**WHAT TO DO:** Print out the material that follows word for word.

=-=-=-=-=

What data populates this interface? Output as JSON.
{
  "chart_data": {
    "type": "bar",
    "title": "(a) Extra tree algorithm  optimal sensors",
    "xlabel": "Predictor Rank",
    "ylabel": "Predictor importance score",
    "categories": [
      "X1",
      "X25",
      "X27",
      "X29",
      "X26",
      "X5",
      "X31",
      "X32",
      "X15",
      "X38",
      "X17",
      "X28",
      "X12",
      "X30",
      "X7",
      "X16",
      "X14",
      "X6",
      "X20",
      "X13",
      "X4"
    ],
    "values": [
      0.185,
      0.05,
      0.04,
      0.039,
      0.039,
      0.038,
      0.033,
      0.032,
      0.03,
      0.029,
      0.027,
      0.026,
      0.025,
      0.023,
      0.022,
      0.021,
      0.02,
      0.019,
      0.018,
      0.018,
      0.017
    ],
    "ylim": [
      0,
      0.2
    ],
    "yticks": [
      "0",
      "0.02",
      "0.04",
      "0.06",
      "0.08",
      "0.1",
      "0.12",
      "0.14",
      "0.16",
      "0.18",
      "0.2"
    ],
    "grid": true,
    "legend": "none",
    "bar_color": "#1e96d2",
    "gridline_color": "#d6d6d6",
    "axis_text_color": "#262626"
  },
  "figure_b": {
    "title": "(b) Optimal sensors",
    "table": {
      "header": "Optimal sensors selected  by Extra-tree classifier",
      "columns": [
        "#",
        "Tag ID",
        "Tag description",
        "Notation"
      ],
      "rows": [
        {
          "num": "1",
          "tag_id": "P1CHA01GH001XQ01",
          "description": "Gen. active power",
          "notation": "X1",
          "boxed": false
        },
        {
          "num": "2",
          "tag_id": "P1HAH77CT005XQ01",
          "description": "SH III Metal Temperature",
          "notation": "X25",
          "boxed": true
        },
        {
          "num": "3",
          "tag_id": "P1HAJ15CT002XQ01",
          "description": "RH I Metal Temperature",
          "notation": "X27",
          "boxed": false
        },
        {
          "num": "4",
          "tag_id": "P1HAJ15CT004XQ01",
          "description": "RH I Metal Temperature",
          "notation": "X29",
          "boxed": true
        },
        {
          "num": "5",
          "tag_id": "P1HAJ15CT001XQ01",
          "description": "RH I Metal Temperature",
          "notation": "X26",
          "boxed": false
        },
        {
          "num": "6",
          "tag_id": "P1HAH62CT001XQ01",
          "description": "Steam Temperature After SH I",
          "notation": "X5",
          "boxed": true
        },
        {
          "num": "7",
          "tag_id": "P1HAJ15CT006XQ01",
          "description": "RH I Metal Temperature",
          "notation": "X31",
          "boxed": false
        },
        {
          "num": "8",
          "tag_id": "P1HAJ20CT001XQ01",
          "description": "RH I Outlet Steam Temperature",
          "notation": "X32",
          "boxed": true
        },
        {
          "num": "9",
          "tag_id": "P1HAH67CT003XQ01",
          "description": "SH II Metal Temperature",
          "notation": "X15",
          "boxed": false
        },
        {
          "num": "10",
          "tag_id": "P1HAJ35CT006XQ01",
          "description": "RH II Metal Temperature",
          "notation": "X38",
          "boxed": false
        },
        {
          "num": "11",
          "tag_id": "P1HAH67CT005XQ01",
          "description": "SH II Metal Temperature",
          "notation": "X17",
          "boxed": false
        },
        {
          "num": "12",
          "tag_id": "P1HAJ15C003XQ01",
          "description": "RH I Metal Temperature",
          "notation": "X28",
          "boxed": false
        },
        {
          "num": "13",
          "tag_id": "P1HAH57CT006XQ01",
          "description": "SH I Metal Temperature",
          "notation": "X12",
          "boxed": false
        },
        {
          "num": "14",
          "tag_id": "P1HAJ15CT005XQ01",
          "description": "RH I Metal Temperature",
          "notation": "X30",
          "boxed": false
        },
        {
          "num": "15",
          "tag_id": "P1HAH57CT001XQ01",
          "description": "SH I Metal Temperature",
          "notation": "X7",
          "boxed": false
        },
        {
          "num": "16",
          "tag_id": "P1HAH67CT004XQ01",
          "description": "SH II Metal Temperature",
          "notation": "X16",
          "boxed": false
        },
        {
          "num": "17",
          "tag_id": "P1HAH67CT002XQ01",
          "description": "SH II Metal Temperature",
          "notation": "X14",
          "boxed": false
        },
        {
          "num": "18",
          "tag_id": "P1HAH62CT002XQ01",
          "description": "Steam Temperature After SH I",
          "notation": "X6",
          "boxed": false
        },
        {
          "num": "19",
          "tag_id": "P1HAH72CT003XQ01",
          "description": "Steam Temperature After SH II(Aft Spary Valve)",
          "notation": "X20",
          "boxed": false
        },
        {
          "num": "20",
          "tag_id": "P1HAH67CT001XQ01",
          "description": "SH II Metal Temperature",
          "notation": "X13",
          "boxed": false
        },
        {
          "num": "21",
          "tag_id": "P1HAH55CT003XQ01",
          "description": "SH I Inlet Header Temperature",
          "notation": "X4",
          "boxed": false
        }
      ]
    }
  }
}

=-=-=-=-=

**EXERCISE OUTPUT:**
What data populates this interface? Output as JSON.
{
  "chart_data": {
    "type": "bar",
    "title": "(a) Extra tree algorithm  optimal sensors",
    "xlabel": "Predictor Rank",
    "ylabel": "Predictor importance score",
    "categories": [
      "X1",
      "X25",
      "X27",
      "X29",
      "X26",
      "X5",
      "X31",
      "X32",
      "X15",
      "X38",
      "X17",
      "X28",
      "X12",
      "X30",
      "X7",
      "X16",
      "X14",
      "X6",
      "X20",
      "X13",
      "X4"
    ],
    "values": [
      0.185,
      0.05,
      0.04,
      0.039,
      0.039,
      0.038,
      0.033,
      0.032,
      0.03,
      0.029,
      0.027,
      0.026,
      0.025,
      0.023,
      0.022,
      0.021,
      0.02,
      0.019,
      0.018,
      0.018,
      0.017
    ],
    "ylim": [
      0,
      0.2
    ],
    "yticks": [
      "0",
      "0.02",
      "0.04",
      "0.06",
      "0.08",
      "0.1",
      "0.12",
      "0.14",
      "0.16",
      "0.18",
      "0.2"
    ],
    "grid": true,
    "legend": "none",
    "bar_color": "#1e96d2",
    "gridline_color": "#d6d6d6",
    "axis_text_color": "#262626"
  },
  "figure_b": {
    "title": "(b) Optimal sensors",
    "table": {
      "header": "Optimal sensors selected  by Extra-tree classifier",
      "columns": [
        "#",
        "Tag ID",
        "Tag description",
        "Notation"
      ],
      "rows": [
        {
          "num": "1",
          "tag_id": "P1CHA01GH001XQ01",
          "description": "Gen. active power",
          "notation": "X1",
          "boxed": false
        },
        {
          "num": "2",
          "tag_id": "P1HAH77CT005XQ01",
          "description": "SH III Metal Temperature",
          "notation": "X25",
          "boxed": true
        },
        {
          "num": "3",
          "tag_id": "P1HAJ15CT002XQ01",
          "description": "RH I Metal Temperature",
          "notation": "X27",
          "boxed": false
        },
        {
          "num": "4",
          "tag_id": "P1HAJ15CT004XQ01",
          "description": "RH I Metal Temperature",
          "notation": "X29",
          "boxed": true
        },
        {
          "num": "5",
          "tag_id": "P1HAJ15CT001XQ01",
          "description": "RH I Metal Temperature",
          "notation": "X26",
          "boxed": false
        },
        {
          "num": "6",
          "tag_id": "P1HAH62CT001XQ01",
          "description": "Steam Temperature After SH I",
          "notation": "X5",
          "boxed": true
        },
        {
          "num": "7",
          "tag_id": "P1HAJ15CT006XQ01",
          "description": "RH I Metal Temperature",
          "notation": "X31",
          "boxed": false
        },
        {
          "num": "8",
          "tag_id": "P1HAJ20CT001XQ01",
          "description": "RH I Outlet Steam Temperature",
          "notation": "X32",
          "boxed": true
        },
        {
          "num": "9",
          "tag_id": "P1HAH67CT003XQ01",
          "description": "SH II Metal Temperature",
          "notation": "X15",
          "boxed": false
        },
        {
          "num": "10",
          "tag_id": "P1HAJ35CT006XQ01",
          "description": "RH II Metal Temperature",
          "notation": "X38",
          "boxed": false
        },
        {
          "num": "11",
          "tag_id": "P1HAH67CT005XQ01",
          "description": "SH II Metal Temperature",
          "notation": "X17",
          "boxed": false
        },
        {
          "num": "12",
          "tag_id": "P1HAJ15C003XQ01",
          "description": "RH I Metal Temperature",
          "notation": "X28",
          "boxed": false
        },
        {
          "num": "13",
          "tag_id": "P1HAH57CT006XQ01",
          "description": "SH I Metal Temperature",
          "notation": "X12",
          "boxed": false
        },
        {
          "num": "14",
          "tag_id": "P1HAJ15CT005XQ01",
          "description": "RH I Metal Temperature",
          "notation": "X30",
          "boxed": false
        },
        {
          "num": "15",
          "tag_id": "P1HAH57CT001XQ01",
          "description": "SH I Metal Temperature",
          "notation": "X7",
          "boxed": false
        },
        {
          "num": "16",
          "tag_id": "P1HAH67CT004XQ01",
          "description": "SH II Metal Temperature",
          "notation": "X16",
          "boxed": false
        },
        {
          "num": "17",
          "tag_id": "P1HAH67CT002XQ01",
          "description": "SH II Metal Temperature",
          "notation": "X14",
          "boxed": false
        },
        {
          "num": "18",
          "tag_id": "P1HAH62CT002XQ01",
          "description": "Steam Temperature After SH I",
          "notation": "X6",
          "boxed": false
        },
        {
          "num": "19",
          "tag_id": "P1HAH72CT003XQ01",
          "description": "Steam Temperature After SH II(Aft Spary Valve)",
          "notation": "X20",
          "boxed": false
        },
        {
          "num": "20",
          "tag_id": "P1HAH67CT001XQ01",
          "description": "SH II Metal Temperature",
          "notation": "X13",
          "boxed": false
        },
        {
          "num": "21",
          "tag_id": "P1HAH55CT003XQ01",
          "description": "SH I Inlet Header Temperature",
          "notation": "X4",
          "boxed": false
        }
      ]
    }
  }
}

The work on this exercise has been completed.